- **Directions**:
Reproduce the records below exactly as they appear, omitting any pictures they contain.

- **Entries**:
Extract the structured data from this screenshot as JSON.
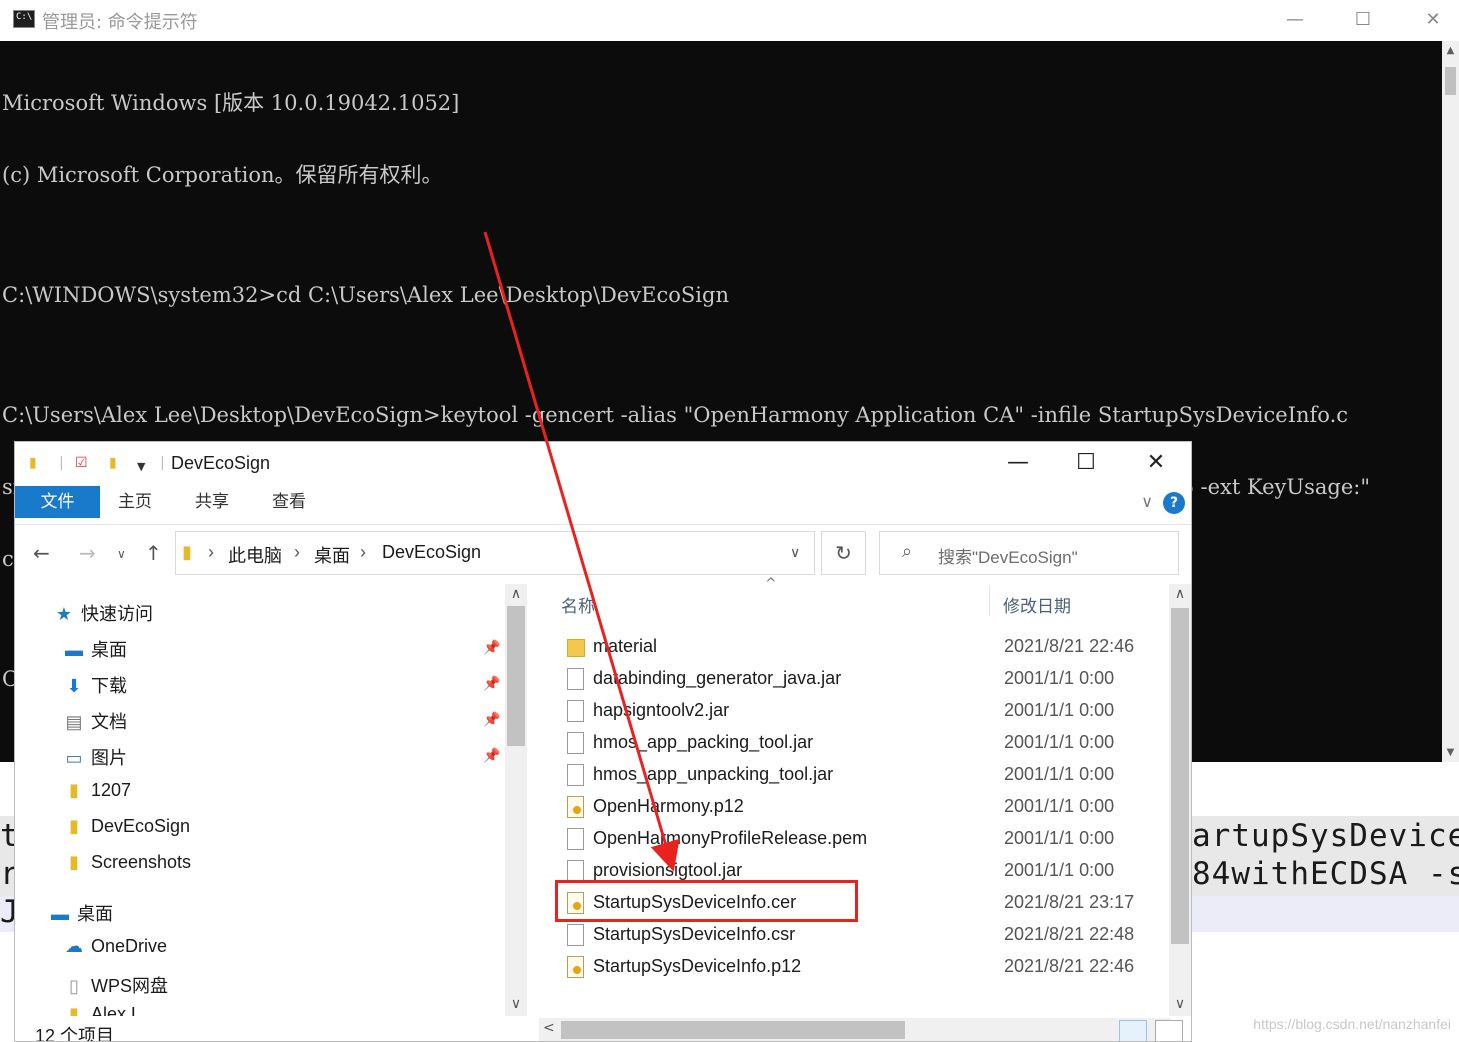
{
  "cmd": {
    "title": "管理员: 命令提示符",
    "lines": [
      "Microsoft Windows [版本 10.0.19042.1052]",
      "(c) Microsoft Corporation。保留所有权利。",
      "",
      "C:\\WINDOWS\\system32>cd C:\\Users\\Alex Lee\\Desktop\\DevEcoSign",
      "",
      "C:\\Users\\Alex Lee\\Desktop\\DevEcoSign>keytool -gencert -alias \"OpenHarmony Application CA\" -infile StartupSysDeviceInfo.c",
      "sr -outfile StartupSysDeviceInfo.cer -keystore OpenHarmony.p12 -sigalg SHA384withECDSA -storepass 123456 -ext KeyUsage:\"",
      "critical=digitalSignature\" -validity  3650 -rfc",
      "",
      "C:\\Users\\Alex Lee\\Desktop\\DevEcoSign>"
    ],
    "minimize": "—",
    "maximize": "☐",
    "close": "✕"
  },
  "background_doc": {
    "line1_left": "t",
    "line1_right": "artupSysDevice",
    "line2_left": "r",
    "line2_right": "84withECDSA -s",
    "line3_left": "J"
  },
  "watermark": "https://blog.csdn.net/nanzhanfei",
  "explorer": {
    "title": "DevEcoSign",
    "window_buttons": {
      "minimize": "—",
      "maximize": "☐",
      "close": "✕"
    },
    "ribbon_tabs": [
      "文件",
      "主页",
      "共享",
      "查看"
    ],
    "help": "?",
    "breadcrumb": [
      "此电脑",
      "桌面",
      "DevEcoSign"
    ],
    "search_placeholder": "搜索\"DevEcoSign\"",
    "nav": {
      "quick_access": "快速访问",
      "items": [
        "桌面",
        "下载",
        "文档",
        "图片",
        "1207",
        "DevEcoSign",
        "Screenshots"
      ],
      "desktop": "桌面",
      "onedrive": "OneDrive",
      "wps": "WPS网盘",
      "partial": "Alex L"
    },
    "columns": {
      "name": "名称",
      "date": "修改日期"
    },
    "files": [
      {
        "name": "material",
        "date": "2021/8/21 22:46",
        "icon": "folder-icon"
      },
      {
        "name": "databinding_generator_java.jar",
        "date": "2001/1/1 0:00",
        "icon": "file-icon"
      },
      {
        "name": "hapsigntoolv2.jar",
        "date": "2001/1/1 0:00",
        "icon": "file-icon"
      },
      {
        "name": "hmos_app_packing_tool.jar",
        "date": "2001/1/1 0:00",
        "icon": "file-icon"
      },
      {
        "name": "hmos_app_unpacking_tool.jar",
        "date": "2001/1/1 0:00",
        "icon": "file-icon"
      },
      {
        "name": "OpenHarmony.p12",
        "date": "2001/1/1 0:00",
        "icon": "certificate-icon"
      },
      {
        "name": "OpenHarmonyProfileRelease.pem",
        "date": "2001/1/1 0:00",
        "icon": "file-icon"
      },
      {
        "name": "provisionsigtool.jar",
        "date": "2001/1/1 0:00",
        "icon": "file-icon"
      },
      {
        "name": "StartupSysDeviceInfo.cer",
        "date": "2021/8/21 23:17",
        "icon": "certificate-icon"
      },
      {
        "name": "StartupSysDeviceInfo.csr",
        "date": "2021/8/21 22:48",
        "icon": "file-icon"
      },
      {
        "name": "StartupSysDeviceInfo.p12",
        "date": "2021/8/21 22:46",
        "icon": "certificate-icon"
      }
    ],
    "status": "12 个项目"
  },
  "annotation_color": "#e8231f"
}
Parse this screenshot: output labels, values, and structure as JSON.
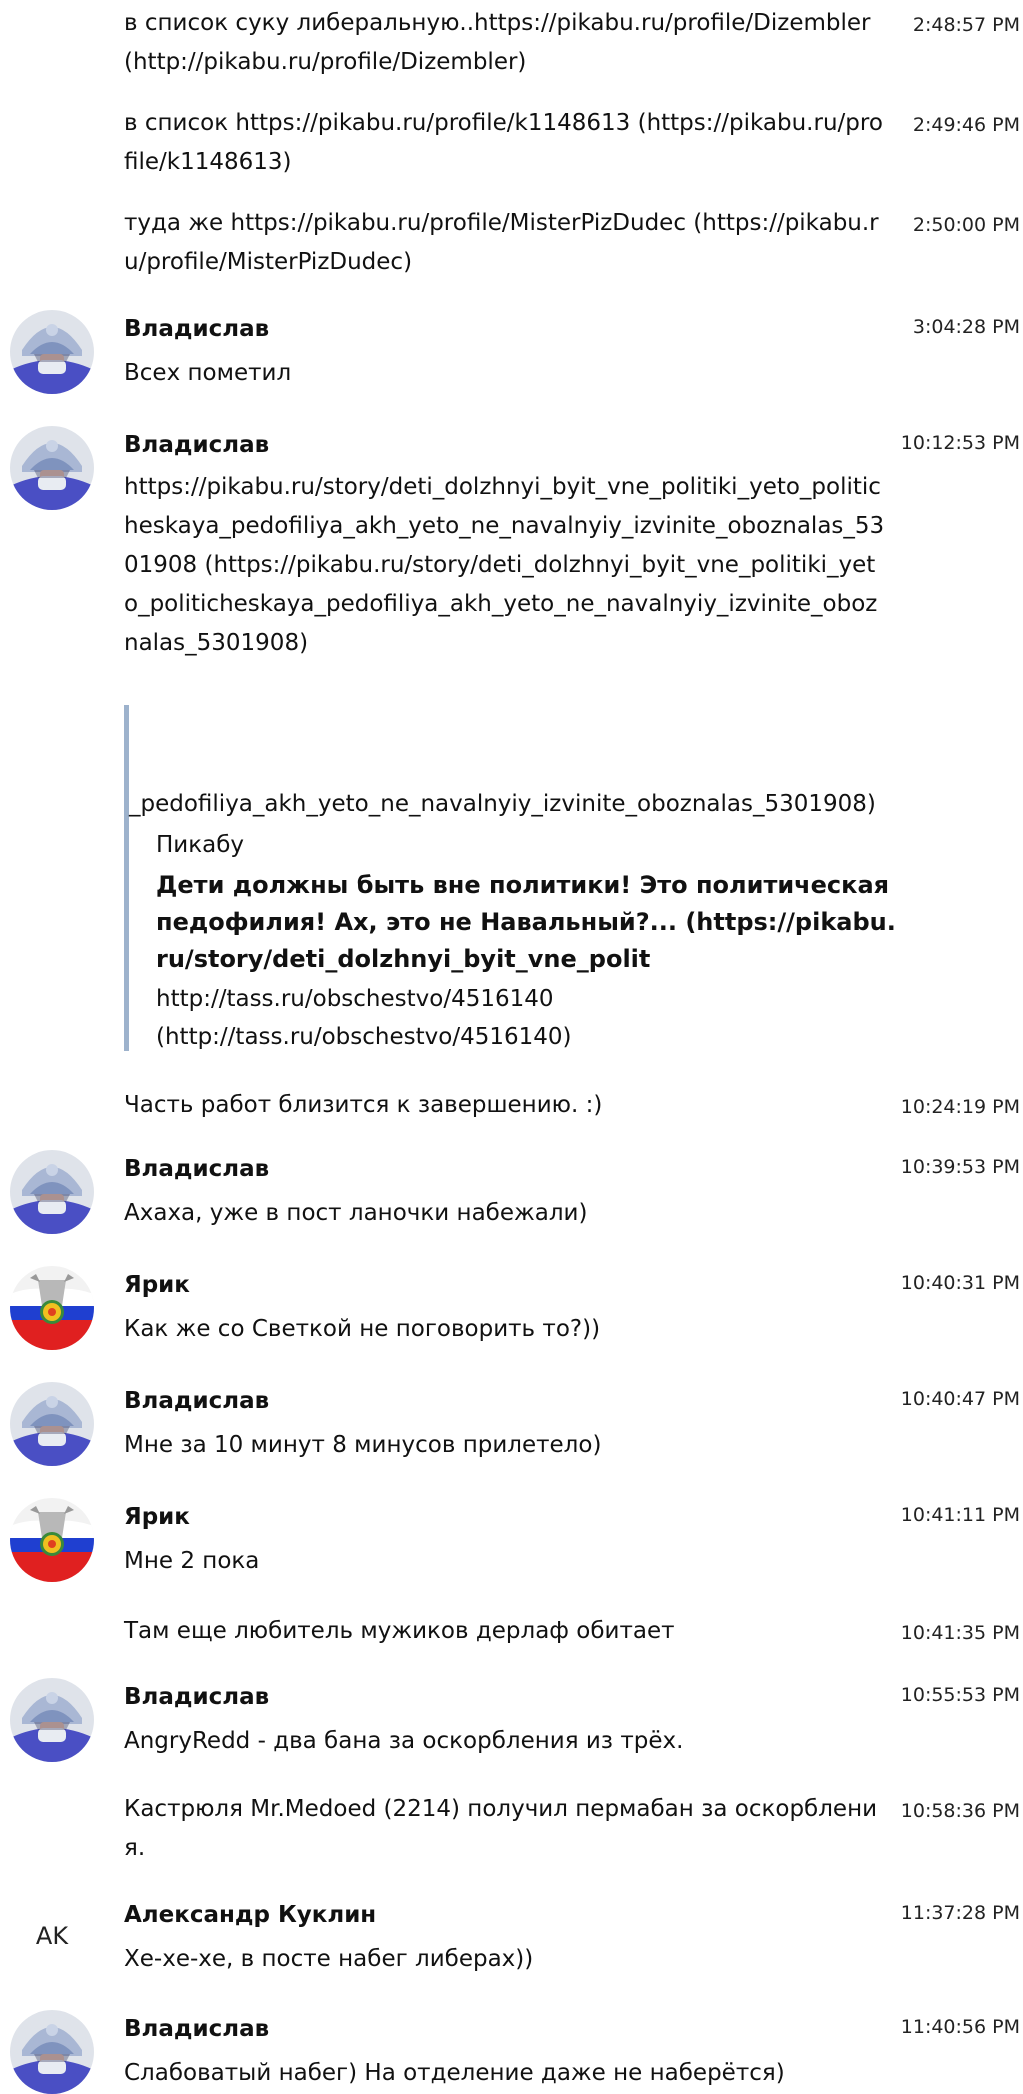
{
  "messages": [
    {
      "text": "в список суку либеральную..https://pikabu.ru/profile/Dizembler (http://pikabu.ru/profile/Dizembler)",
      "time": "2:48:57 PM"
    },
    {
      "text": "в список https://pikabu.ru/profile/k1148613 (https://pikabu.ru/profile/k1148613)",
      "time": "2:49:46 PM"
    },
    {
      "text": "туда же https://pikabu.ru/profile/MisterPizDudec (https://pikabu.ru/profile/MisterPizDudec)",
      "time": "2:50:00 PM"
    },
    {
      "author": "Владислав",
      "text": "Всех пометил",
      "time": "3:04:28 PM"
    },
    {
      "author": "Владислав",
      "text": "https://pikabu.ru/story/deti_dolzhnyi_byit_vne_politiki_yeto_politicheskaya_pedofiliya_akh_yeto_ne_navalnyiy_izvinite_oboznalas_5301908 (https://pikabu.ru/story/deti_dolzhnyi_byit_vne_politiki_yeto_politicheskaya_pedofiliya_akh_yeto_ne_navalnyiy_izvinite_oboznalas_5301908)",
      "time": "10:12:53 PM"
    },
    {
      "text": "Часть работ близится к завершению. :)",
      "time": "10:24:19 PM"
    },
    {
      "author": "Владислав",
      "text": "Ахаха, уже в пост ланочки набежали)",
      "time": "10:39:53 PM"
    },
    {
      "author": "Ярик",
      "text": "Как же со Светкой не поговорить то?))",
      "time": "10:40:31 PM"
    },
    {
      "author": "Владислав",
      "text": "Мне за 10 минут 8 минусов прилетело)",
      "time": "10:40:47 PM"
    },
    {
      "author": "Ярик",
      "text": "Мне 2 пока",
      "time": "10:41:11 PM"
    },
    {
      "text": "Там еще любитель мужиков дерлаф обитает",
      "time": "10:41:35 PM"
    },
    {
      "author": "Владислав",
      "text": "AngryRedd - два бана за оскорбления из трёх.",
      "time": "10:55:53 PM"
    },
    {
      "text": "Кастрюля Mr.Medoed (2214) получил пермабан за оскорбления.",
      "time": "10:58:36 PM"
    },
    {
      "author": "Александр Куклин",
      "initials": "AK",
      "text": "Хе-хе-хе, в посте набег либерах))",
      "time": "11:37:28 PM"
    },
    {
      "author": "Владислав",
      "text": "Слабоватый набег) На отделение даже не наберётся)",
      "time": "11:40:56 PM"
    }
  ],
  "link_preview": {
    "url_tail": "_pedofiliya_akh_yeto_ne_navalnyiy_izvinite_oboznalas_5301908)",
    "site": "Пикабу",
    "title": "Дети должны быть вне политики! Это политическая педофилия! Ах, это не Навальный?... (https://pikabu.ru/story/deti_dolzhnyi_byit_vne_polit",
    "body": "http://tass.ru/obschestvo/4516140 (http://tass.ru/obschestvo/4516140)"
  },
  "colors": {
    "preview_bar": "#9db2cc",
    "avatar_vladislav_bg": "#4a4fc4",
    "avatar_yarik_flag_red": "#e02020",
    "avatar_yarik_flag_blue": "#1f3fd0"
  },
  "icons": {
    "vladislav_avatar": "masked-warrior-avatar-icon",
    "yarik_avatar": "russian-flag-emblem-avatar-icon"
  }
}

- **Solution below**:
Extract the structured data from this screenshot as JSON.
{
  "cmd": {
    "title": "管理员: 命令提示符",
    "lines": [
      "Microsoft Windows [版本 10.0.19042.1052]",
      "(c) Microsoft Corporation。保留所有权利。",
      "",
      "C:\\WINDOWS\\system32>cd C:\\Users\\Alex Lee\\Desktop\\DevEcoSign",
      "",
      "C:\\Users\\Alex Lee\\Desktop\\DevEcoSign>keytool -gencert -alias \"OpenHarmony Application CA\" -infile StartupSysDeviceInfo.c",
      "sr -outfile StartupSysDeviceInfo.cer -keystore OpenHarmony.p12 -sigalg SHA384withECDSA -storepass 123456 -ext KeyUsage:\"",
      "critical=digitalSignature\" -validity  3650 -rfc",
      "",
      "C:\\Users\\Alex Lee\\Desktop\\DevEcoSign>"
    ],
    "minimize": "—",
    "maximize": "☐",
    "close": "✕"
  },
  "background_doc": {
    "line1_left": "t",
    "line1_right": "artupSysDevice",
    "line2_left": "r",
    "line2_right": "84withECDSA -s",
    "line3_left": "J"
  },
  "watermark": "https://blog.csdn.net/nanzhanfei",
  "explorer": {
    "title": "DevEcoSign",
    "window_buttons": {
      "minimize": "—",
      "maximize": "☐",
      "close": "✕"
    },
    "ribbon_tabs": [
      "文件",
      "主页",
      "共享",
      "查看"
    ],
    "help": "?",
    "breadcrumb": [
      "此电脑",
      "桌面",
      "DevEcoSign"
    ],
    "search_placeholder": "搜索\"DevEcoSign\"",
    "nav": {
      "quick_access": "快速访问",
      "items": [
        "桌面",
        "下载",
        "文档",
        "图片",
        "1207",
        "DevEcoSign",
        "Screenshots"
      ],
      "desktop": "桌面",
      "onedrive": "OneDrive",
      "wps": "WPS网盘",
      "partial": "Alex L"
    },
    "columns": {
      "name": "名称",
      "date": "修改日期"
    },
    "files": [
      {
        "name": "material",
        "date": "2021/8/21 22:46",
        "icon": "folder-icon"
      },
      {
        "name": "databinding_generator_java.jar",
        "date": "2001/1/1 0:00",
        "icon": "file-icon"
      },
      {
        "name": "hapsigntoolv2.jar",
        "date": "2001/1/1 0:00",
        "icon": "file-icon"
      },
      {
        "name": "hmos_app_packing_tool.jar",
        "date": "2001/1/1 0:00",
        "icon": "file-icon"
      },
      {
        "name": "hmos_app_unpacking_tool.jar",
        "date": "2001/1/1 0:00",
        "icon": "file-icon"
      },
      {
        "name": "OpenHarmony.p12",
        "date": "2001/1/1 0:00",
        "icon": "certificate-icon"
      },
      {
        "name": "OpenHarmonyProfileRelease.pem",
        "date": "2001/1/1 0:00",
        "icon": "file-icon"
      },
      {
        "name": "provisionsigtool.jar",
        "date": "2001/1/1 0:00",
        "icon": "file-icon"
      },
      {
        "name": "StartupSysDeviceInfo.cer",
        "date": "2021/8/21 23:17",
        "icon": "certificate-icon"
      },
      {
        "name": "StartupSysDeviceInfo.csr",
        "date": "2021/8/21 22:48",
        "icon": "file-icon"
      },
      {
        "name": "StartupSysDeviceInfo.p12",
        "date": "2021/8/21 22:46",
        "icon": "certificate-icon"
      }
    ],
    "status": "12 个项目"
  },
  "annotation_color": "#e8231f"
}
Parse this screenshot: output labels, values, and structure as JSON.
{
  "messages": [
    {
      "text": "в список суку либеральную..https://pikabu.ru/profile/Dizembler (http://pikabu.ru/profile/Dizembler)",
      "time": "2:48:57 PM"
    },
    {
      "text": "в список https://pikabu.ru/profile/k1148613 (https://pikabu.ru/profile/k1148613)",
      "time": "2:49:46 PM"
    },
    {
      "text": "туда же https://pikabu.ru/profile/MisterPizDudec (https://pikabu.ru/profile/MisterPizDudec)",
      "time": "2:50:00 PM"
    },
    {
      "author": "Владислав",
      "text": "Всех пометил",
      "time": "3:04:28 PM"
    },
    {
      "author": "Владислав",
      "text": "https://pikabu.ru/story/deti_dolzhnyi_byit_vne_politiki_yeto_politicheskaya_pedofiliya_akh_yeto_ne_navalnyiy_izvinite_oboznalas_5301908 (https://pikabu.ru/story/deti_dolzhnyi_byit_vne_politiki_yeto_politicheskaya_pedofiliya_akh_yeto_ne_navalnyiy_izvinite_oboznalas_5301908)",
      "time": "10:12:53 PM"
    },
    {
      "text": "Часть работ близится к завершению. :)",
      "time": "10:24:19 PM"
    },
    {
      "author": "Владислав",
      "text": "Ахаха, уже в пост ланочки набежали)",
      "time": "10:39:53 PM"
    },
    {
      "author": "Ярик",
      "text": "Как же со Светкой не поговорить то?))",
      "time": "10:40:31 PM"
    },
    {
      "author": "Владислав",
      "text": "Мне за 10 минут 8 минусов прилетело)",
      "time": "10:40:47 PM"
    },
    {
      "author": "Ярик",
      "text": "Мне 2 пока",
      "time": "10:41:11 PM"
    },
    {
      "text": "Там еще любитель мужиков дерлаф обитает",
      "time": "10:41:35 PM"
    },
    {
      "author": "Владислав",
      "text": "AngryRedd - два бана за оскорбления из трёх.",
      "time": "10:55:53 PM"
    },
    {
      "text": "Кастрюля Mr.Medoed (2214) получил пермабан за оскорбления.",
      "time": "10:58:36 PM"
    },
    {
      "author": "Александр Куклин",
      "initials": "AK",
      "text": "Хе-хе-хе, в посте набег либерах))",
      "time": "11:37:28 PM"
    },
    {
      "author": "Владислав",
      "text": "Слабоватый набег) На отделение даже не наберётся)",
      "time": "11:40:56 PM"
    }
  ],
  "link_preview": {
    "url_tail": "_pedofiliya_akh_yeto_ne_navalnyiy_izvinite_oboznalas_5301908)",
    "site": "Пикабу",
    "title": "Дети должны быть вне политики! Это политическая педофилия! Ах, это не Навальный?... (https://pikabu.ru/story/deti_dolzhnyi_byit_vne_polit",
    "body": "http://tass.ru/obschestvo/4516140 (http://tass.ru/obschestvo/4516140)"
  },
  "colors": {
    "preview_bar": "#9db2cc",
    "avatar_vladislav_bg": "#4a4fc4",
    "avatar_yarik_flag_red": "#e02020",
    "avatar_yarik_flag_blue": "#1f3fd0"
  },
  "icons": {
    "vladislav_avatar": "masked-warrior-avatar-icon",
    "yarik_avatar": "russian-flag-emblem-avatar-icon"
  }
}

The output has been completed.